Instruction: Can you find the lines of the listing that include "Bearish" and copy every one?
** Start Material for the task **
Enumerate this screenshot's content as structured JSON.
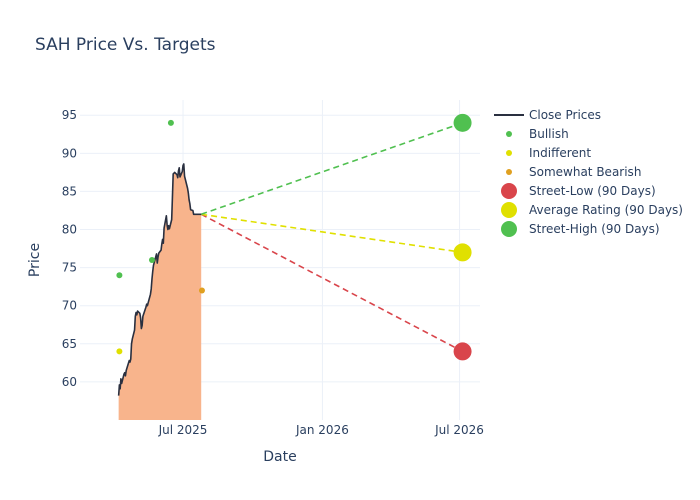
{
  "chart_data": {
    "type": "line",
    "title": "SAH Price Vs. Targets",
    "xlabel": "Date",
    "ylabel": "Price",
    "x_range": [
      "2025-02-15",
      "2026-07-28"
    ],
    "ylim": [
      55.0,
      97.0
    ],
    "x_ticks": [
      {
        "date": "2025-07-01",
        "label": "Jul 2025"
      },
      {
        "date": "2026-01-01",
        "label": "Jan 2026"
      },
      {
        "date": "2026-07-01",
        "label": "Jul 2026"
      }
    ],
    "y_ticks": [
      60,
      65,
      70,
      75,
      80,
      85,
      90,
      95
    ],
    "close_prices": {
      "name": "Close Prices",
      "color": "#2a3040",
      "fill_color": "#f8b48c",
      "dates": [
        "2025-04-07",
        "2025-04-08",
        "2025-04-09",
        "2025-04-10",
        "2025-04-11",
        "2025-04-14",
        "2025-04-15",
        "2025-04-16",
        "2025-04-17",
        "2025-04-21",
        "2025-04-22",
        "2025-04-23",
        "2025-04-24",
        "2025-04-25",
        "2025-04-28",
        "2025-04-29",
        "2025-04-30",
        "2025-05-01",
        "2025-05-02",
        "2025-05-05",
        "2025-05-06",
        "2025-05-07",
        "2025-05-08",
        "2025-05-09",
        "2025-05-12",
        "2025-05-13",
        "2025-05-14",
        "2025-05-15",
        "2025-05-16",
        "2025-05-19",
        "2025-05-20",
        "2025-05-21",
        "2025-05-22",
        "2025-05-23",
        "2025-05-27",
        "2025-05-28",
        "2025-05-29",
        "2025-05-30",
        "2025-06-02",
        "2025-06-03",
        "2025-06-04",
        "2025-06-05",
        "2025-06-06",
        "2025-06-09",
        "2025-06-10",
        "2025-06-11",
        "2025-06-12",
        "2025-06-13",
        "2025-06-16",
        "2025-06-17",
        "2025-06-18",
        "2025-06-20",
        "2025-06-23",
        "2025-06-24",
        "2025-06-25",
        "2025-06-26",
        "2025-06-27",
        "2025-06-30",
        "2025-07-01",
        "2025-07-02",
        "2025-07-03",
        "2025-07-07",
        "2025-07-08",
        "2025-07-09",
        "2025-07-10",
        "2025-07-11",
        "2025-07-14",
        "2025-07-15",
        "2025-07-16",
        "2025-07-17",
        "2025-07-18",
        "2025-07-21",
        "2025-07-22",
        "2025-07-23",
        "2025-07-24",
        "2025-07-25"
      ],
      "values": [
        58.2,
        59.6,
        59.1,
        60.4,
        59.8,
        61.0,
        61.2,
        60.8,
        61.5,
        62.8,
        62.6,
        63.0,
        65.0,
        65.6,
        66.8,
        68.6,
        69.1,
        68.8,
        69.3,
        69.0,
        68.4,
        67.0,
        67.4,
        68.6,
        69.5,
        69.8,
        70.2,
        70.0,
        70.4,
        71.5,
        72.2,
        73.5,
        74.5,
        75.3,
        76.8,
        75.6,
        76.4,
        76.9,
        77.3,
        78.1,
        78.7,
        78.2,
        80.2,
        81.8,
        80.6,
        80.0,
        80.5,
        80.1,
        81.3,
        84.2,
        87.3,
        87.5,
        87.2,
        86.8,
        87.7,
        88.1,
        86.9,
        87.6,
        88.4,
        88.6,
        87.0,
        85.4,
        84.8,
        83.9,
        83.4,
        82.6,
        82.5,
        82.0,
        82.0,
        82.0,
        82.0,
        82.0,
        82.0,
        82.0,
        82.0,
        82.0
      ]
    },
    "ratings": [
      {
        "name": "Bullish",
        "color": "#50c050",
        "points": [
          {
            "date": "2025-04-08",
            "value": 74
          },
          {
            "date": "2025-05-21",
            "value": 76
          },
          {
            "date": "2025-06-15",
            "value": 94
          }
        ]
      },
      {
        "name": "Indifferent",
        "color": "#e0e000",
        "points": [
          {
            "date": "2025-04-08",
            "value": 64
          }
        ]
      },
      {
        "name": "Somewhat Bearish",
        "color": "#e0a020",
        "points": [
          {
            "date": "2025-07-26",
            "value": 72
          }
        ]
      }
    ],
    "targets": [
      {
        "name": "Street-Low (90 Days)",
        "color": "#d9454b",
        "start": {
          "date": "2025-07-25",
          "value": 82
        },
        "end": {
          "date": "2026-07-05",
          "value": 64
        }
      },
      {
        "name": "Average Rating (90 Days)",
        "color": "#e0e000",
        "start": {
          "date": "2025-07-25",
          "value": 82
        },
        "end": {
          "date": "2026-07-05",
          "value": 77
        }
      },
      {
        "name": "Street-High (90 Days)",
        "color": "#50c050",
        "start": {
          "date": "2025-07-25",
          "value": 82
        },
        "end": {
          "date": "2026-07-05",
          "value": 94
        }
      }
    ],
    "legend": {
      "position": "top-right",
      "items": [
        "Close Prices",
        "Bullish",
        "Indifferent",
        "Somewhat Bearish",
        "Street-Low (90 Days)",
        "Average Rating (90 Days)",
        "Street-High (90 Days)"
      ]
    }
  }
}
** End Material for the task **
Written response:
        "name": "Somewhat Bearish",
        "Somewhat Bearish",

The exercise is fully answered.